Only the number is wanted: how many lines of the data contain "title"?

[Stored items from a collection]

--- begin ---

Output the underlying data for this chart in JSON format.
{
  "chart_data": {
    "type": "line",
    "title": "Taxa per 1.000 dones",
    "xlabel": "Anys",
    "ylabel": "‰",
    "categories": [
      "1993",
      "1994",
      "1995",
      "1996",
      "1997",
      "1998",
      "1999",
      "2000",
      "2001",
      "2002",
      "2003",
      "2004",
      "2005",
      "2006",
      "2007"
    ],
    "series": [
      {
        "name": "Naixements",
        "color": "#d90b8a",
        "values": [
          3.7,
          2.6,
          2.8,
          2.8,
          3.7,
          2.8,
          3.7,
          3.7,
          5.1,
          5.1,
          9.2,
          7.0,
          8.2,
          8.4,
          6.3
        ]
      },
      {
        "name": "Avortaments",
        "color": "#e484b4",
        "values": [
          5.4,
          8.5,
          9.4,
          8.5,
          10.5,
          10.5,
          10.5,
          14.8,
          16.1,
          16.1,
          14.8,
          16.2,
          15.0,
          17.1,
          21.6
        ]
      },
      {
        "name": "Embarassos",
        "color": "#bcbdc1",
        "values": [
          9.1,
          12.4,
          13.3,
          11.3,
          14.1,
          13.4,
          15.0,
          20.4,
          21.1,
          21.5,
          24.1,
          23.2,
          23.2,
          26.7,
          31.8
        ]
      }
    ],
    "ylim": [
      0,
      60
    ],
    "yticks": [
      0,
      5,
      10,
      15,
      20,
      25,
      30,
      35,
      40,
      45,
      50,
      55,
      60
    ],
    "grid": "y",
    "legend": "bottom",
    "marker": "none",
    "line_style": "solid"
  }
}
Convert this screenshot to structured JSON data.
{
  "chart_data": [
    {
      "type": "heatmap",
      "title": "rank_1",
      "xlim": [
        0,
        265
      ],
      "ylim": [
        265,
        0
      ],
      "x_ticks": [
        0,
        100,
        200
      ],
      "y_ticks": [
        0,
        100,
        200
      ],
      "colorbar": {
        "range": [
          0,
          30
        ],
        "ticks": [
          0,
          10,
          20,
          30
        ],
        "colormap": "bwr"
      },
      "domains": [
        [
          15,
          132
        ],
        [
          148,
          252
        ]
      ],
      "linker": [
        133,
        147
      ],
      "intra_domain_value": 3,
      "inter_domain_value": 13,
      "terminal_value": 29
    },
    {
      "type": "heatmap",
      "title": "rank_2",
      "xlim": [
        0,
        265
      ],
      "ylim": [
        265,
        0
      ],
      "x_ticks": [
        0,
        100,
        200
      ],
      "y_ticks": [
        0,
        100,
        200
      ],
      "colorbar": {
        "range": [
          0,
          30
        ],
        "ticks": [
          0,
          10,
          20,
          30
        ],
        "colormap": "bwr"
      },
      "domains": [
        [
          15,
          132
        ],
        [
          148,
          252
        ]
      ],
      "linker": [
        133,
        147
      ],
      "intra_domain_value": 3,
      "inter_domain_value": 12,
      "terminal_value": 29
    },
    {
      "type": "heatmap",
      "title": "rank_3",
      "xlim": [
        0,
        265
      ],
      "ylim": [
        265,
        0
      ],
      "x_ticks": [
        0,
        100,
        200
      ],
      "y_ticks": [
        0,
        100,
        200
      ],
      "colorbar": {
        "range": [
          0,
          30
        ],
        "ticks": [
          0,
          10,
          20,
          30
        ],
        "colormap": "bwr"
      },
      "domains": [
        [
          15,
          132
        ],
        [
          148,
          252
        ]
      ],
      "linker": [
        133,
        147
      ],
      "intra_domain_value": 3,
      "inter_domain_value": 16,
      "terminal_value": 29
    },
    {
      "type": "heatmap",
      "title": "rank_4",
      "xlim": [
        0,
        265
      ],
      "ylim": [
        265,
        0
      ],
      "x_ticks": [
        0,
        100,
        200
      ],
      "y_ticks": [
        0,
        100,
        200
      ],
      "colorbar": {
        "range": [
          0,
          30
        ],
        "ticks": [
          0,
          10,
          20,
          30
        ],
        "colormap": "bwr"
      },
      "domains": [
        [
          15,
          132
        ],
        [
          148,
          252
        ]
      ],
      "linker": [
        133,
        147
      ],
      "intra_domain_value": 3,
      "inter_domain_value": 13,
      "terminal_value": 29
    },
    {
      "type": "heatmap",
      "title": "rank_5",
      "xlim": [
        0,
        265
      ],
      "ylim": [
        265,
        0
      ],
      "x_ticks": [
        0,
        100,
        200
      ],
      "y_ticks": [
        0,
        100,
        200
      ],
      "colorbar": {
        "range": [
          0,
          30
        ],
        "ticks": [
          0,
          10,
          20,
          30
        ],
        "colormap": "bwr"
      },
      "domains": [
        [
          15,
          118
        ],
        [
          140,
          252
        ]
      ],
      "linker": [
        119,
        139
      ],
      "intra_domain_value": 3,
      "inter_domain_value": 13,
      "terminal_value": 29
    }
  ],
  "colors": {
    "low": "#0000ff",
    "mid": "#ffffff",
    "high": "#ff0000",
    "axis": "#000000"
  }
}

--- end ---

**EXERCISE RESPONSE**: 6